- [PAGE TEXT]:

◇ ◇ ◇ ◇ ◇ ◇ ◇

Which Album? Organizing Layouts

After last Tuesday’s post about how I select photos for a layout, a friend commented:
“Thanks! It raised a few other questions, like, how do you decide what goes into what book (I know, some are obvious, but for me I have some that are hard to place) and how do you categorize your books?”
I organize my albums chronologically and thematically, but mostly chronologically.
I don’t have any hard and fast rules about what becomes thematic and what stays chronological. In general, vacations that generate a lot of photographs get their own album. So my trip to New York City is in its own album. My trip to San Francisco is in its own album. My trip to Ireland is in its own album. My trip to Cincinnati, only generated a few photos, so those layouts are in a chronological album.
I also do thematic albums for non-vacation things that generate a lot of photos. I have mini-books for Cows Atlanta, the Chihuly exhibit at the Atlanta Botanical Gardens, St. Louis Cardinals games we attended in 2010, and trips to the park in 2010.
I only have one ongoing thematic album: Christmas. I began keeping all of my Christmas layouts in one album about a year ago with the goal that this is an album we would pull out each Christmas and see how we spent the holiday previous years.
Everything else is chronologically organized. I start by using the Power Sort Box from Creative Memories. I label one of these boxes with the year. Whenever I print photos (which I do every 1-2 months), I sort them into the box for its year. I sort along a variety of themes. I have a categories for my daughter with various family members, things we do, places we go. I suppose it is somewhat of a variation on Stacy Julian’s Library of Memories System (she categorizes photos along a few categories, while rejecting chronological organization). I use a few more categories than she does, while embracing chronology but I scrapbook in whatever order I feel like. Chronology comes back into play in the organization of actual layouts.

◇ ◇ ◇ ◇ ◇ ◇ ◇

- [INFORMATION SUPPLIED]:
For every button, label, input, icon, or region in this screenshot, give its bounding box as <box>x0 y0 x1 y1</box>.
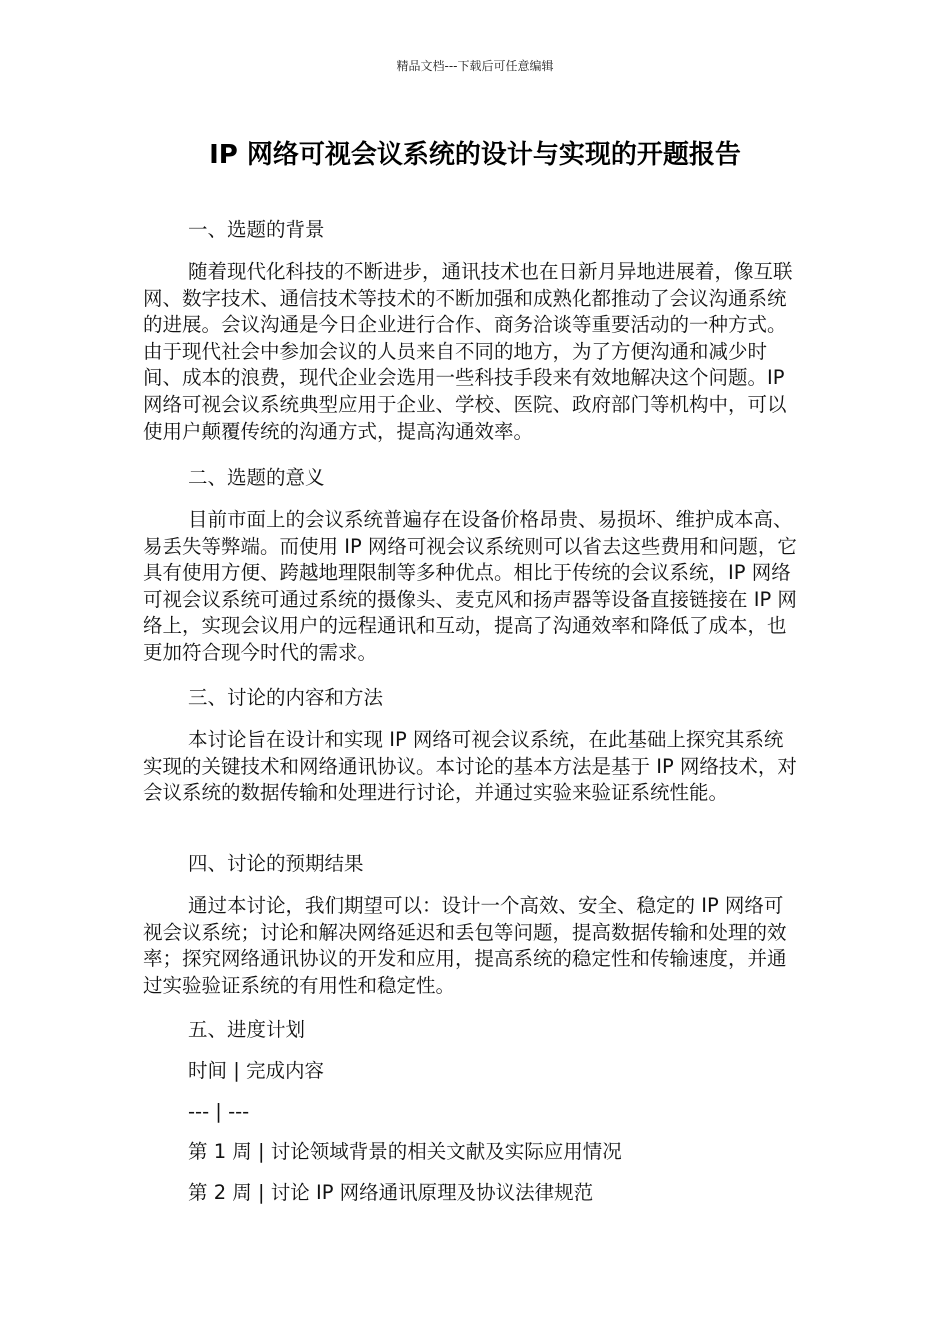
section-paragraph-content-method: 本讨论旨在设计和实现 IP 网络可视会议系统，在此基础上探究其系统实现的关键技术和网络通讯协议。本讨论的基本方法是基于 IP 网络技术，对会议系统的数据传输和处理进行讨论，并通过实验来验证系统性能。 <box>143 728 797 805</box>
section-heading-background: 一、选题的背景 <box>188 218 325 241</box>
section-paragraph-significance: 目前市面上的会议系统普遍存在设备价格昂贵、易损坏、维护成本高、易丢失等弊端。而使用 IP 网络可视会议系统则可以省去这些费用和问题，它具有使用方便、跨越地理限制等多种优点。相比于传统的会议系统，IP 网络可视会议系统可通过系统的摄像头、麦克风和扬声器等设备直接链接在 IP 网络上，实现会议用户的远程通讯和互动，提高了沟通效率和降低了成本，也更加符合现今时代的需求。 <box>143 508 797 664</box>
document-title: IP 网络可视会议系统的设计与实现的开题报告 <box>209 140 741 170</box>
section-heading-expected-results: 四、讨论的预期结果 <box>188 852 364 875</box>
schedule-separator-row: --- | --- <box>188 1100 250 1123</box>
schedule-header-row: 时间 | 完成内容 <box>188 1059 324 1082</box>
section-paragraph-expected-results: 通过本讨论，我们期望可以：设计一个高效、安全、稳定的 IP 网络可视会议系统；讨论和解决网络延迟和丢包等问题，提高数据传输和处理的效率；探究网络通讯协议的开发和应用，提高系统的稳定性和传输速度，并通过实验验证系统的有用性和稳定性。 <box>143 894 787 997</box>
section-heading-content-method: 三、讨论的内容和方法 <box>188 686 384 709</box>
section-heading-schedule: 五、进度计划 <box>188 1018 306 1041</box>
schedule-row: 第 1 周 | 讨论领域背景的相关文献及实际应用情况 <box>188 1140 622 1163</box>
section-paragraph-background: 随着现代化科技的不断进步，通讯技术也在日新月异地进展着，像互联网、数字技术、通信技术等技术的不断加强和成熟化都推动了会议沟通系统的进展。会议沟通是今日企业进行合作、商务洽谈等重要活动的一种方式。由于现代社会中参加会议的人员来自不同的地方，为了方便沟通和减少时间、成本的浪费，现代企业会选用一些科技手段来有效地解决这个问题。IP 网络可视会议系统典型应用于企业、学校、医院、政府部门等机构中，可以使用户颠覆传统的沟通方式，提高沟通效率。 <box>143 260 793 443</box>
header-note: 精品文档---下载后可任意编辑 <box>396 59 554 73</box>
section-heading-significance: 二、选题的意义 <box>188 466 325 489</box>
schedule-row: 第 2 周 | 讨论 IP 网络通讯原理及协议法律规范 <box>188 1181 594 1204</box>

◇ ◇ ◇ ◇ ◇ ◇ ◇

- [WHAT YOU HAVE TO DO]: Can you repeat the entire post on organizing scrapbook albums word for word, from its title to its last sentence? The items are unrelated to the post and stand on their own.

- [FINAL ANSWER]:
Which Album? Organizing Layouts

After last Tuesday’s post about how I select photos for a layout, a friend commented:
“Thanks! It raised a few other questions, like, how do you decide what goes into what book (I know, some are obvious, but for me I have some that are hard to place) and how do you categorize your books?”
I organize my albums chronologically and thematically, but mostly chronologically.
I don’t have any hard and fast rules about what becomes thematic and what stays chronological. In general, vacations that generate a lot of photographs get their own album. So my trip to New York City is in its own album. My trip to San Francisco is in its own album. My trip to Ireland is in its own album. My trip to Cincinnati, only generated a few photos, so those layouts are in a chronological album.
I also do thematic albums for non-vacation things that generate a lot of photos. I have mini-books for Cows Atlanta, the Chihuly exhibit at the Atlanta Botanical Gardens, St. Louis Cardinals games we attended in 2010, and trips to the park in 2010.
I only have one ongoing thematic album: Christmas. I began keeping all of my Christmas layouts in one album about a year ago with the goal that this is an album we would pull out each Christmas and see how we spent the holiday previous years.
Everything else is chronologically organized. I start by using the Power Sort Box from Creative Memories. I label one of these boxes with the year. Whenever I print photos (which I do every 1-2 months), I sort them into the box for its year. I sort along a variety of themes. I have a categories for my daughter with various family members, things we do, places we go. I suppose it is somewhat of a variation on Stacy Julian’s Library of Memories System (she categorizes photos along a few categories, while rejecting chronological organization). I use a few more categories than she does, while embracing chronology but I scrapbook in whatever order I feel like. Chronology comes back into play in the organization of actual layouts.